## Input data
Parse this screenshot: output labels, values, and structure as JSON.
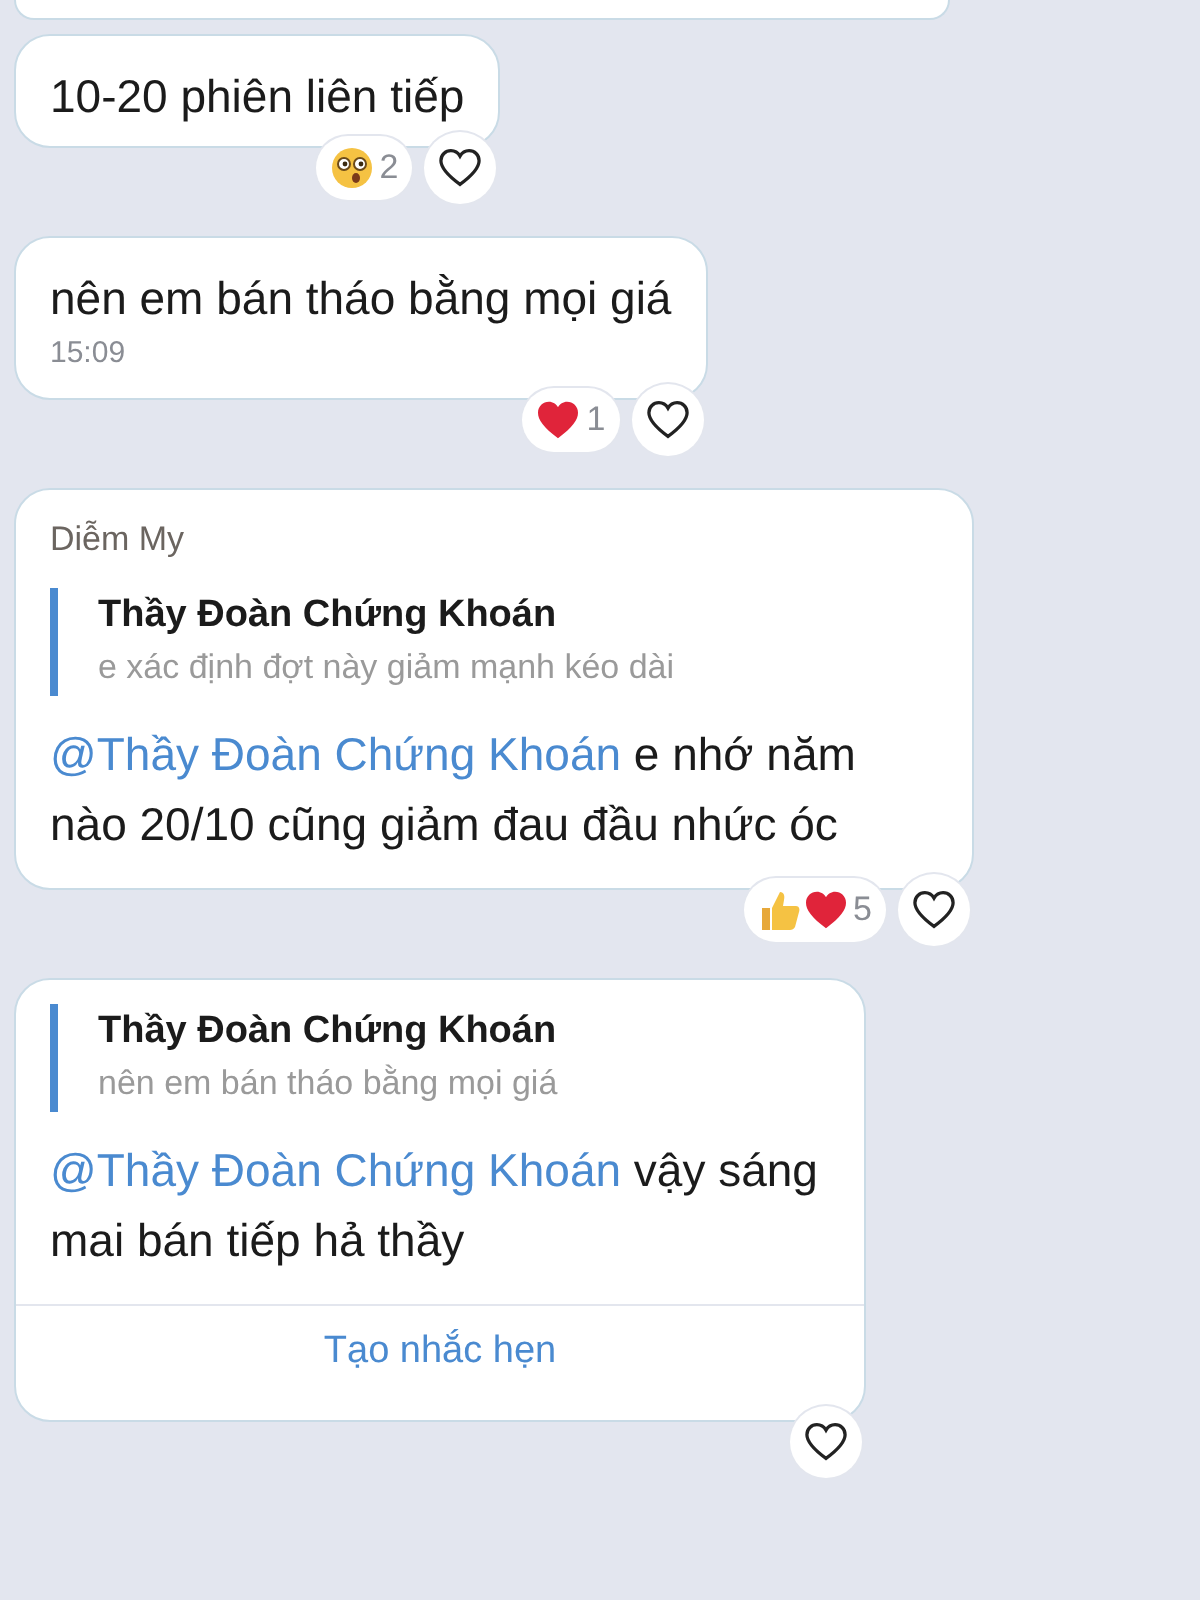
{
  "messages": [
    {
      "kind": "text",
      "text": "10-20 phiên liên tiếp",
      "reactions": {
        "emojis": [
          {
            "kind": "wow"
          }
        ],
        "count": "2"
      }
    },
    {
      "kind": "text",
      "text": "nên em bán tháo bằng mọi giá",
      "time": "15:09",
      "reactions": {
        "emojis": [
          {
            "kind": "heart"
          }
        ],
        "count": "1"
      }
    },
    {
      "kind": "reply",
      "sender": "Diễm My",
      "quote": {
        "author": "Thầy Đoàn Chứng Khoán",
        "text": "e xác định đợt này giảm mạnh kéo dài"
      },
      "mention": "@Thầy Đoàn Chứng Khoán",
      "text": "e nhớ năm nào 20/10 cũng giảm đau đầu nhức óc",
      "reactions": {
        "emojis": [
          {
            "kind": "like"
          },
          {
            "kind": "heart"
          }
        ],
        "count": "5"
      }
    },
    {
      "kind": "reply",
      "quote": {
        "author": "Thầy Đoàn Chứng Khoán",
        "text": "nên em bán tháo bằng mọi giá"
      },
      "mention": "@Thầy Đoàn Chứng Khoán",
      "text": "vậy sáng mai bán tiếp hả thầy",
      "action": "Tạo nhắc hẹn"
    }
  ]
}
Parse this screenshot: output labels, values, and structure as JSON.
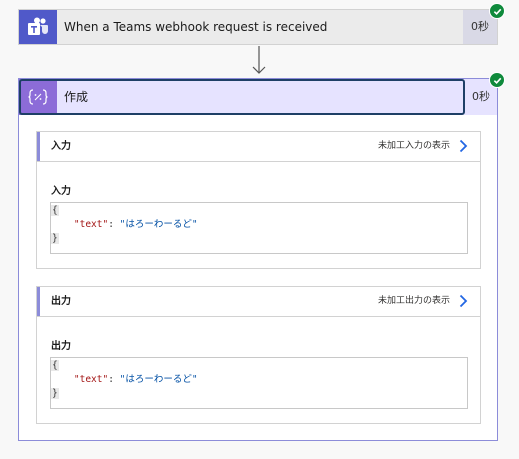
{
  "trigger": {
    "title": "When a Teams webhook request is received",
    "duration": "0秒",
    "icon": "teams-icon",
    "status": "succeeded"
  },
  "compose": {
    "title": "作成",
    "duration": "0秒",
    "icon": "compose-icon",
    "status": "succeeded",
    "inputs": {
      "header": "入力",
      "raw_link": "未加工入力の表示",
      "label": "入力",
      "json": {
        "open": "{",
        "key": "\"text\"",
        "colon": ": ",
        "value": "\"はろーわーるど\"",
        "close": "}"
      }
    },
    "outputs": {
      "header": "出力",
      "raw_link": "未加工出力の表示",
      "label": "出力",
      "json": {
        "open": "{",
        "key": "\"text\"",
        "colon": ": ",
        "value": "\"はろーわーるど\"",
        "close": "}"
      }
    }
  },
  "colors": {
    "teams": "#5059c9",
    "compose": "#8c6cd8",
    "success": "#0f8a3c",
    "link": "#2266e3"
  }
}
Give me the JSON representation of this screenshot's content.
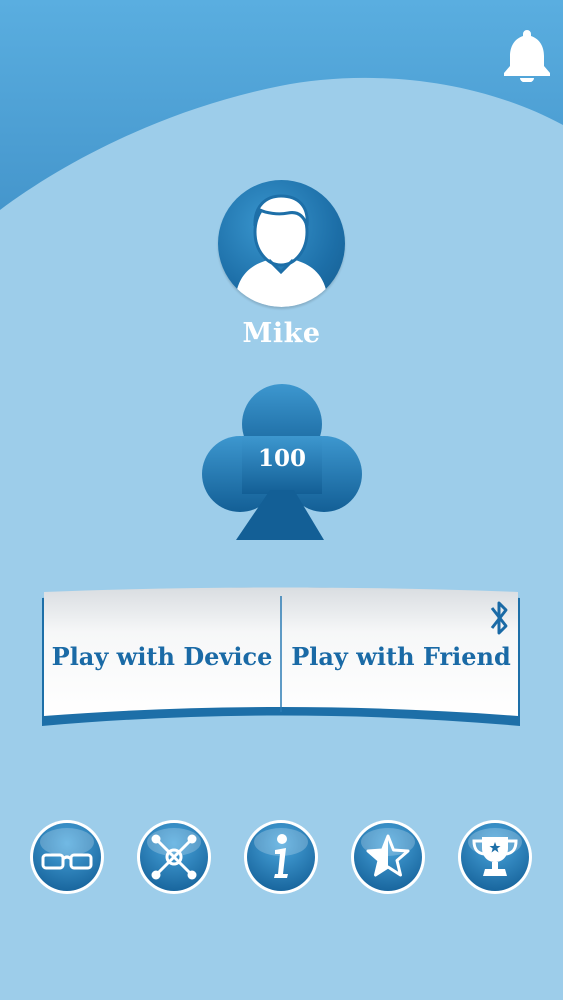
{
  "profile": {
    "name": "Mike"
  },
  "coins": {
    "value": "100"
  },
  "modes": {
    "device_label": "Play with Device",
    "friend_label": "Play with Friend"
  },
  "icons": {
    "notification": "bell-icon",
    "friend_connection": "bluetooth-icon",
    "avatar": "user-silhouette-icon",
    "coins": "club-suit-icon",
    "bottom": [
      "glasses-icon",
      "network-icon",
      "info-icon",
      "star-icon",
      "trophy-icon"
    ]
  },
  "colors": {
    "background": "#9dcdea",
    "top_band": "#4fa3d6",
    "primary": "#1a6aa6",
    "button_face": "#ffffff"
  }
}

## Your objective
Report each line of the material above where the word "succeeded" appears.

## Full response
    "status": "succeeded"
    "status": "succeeded",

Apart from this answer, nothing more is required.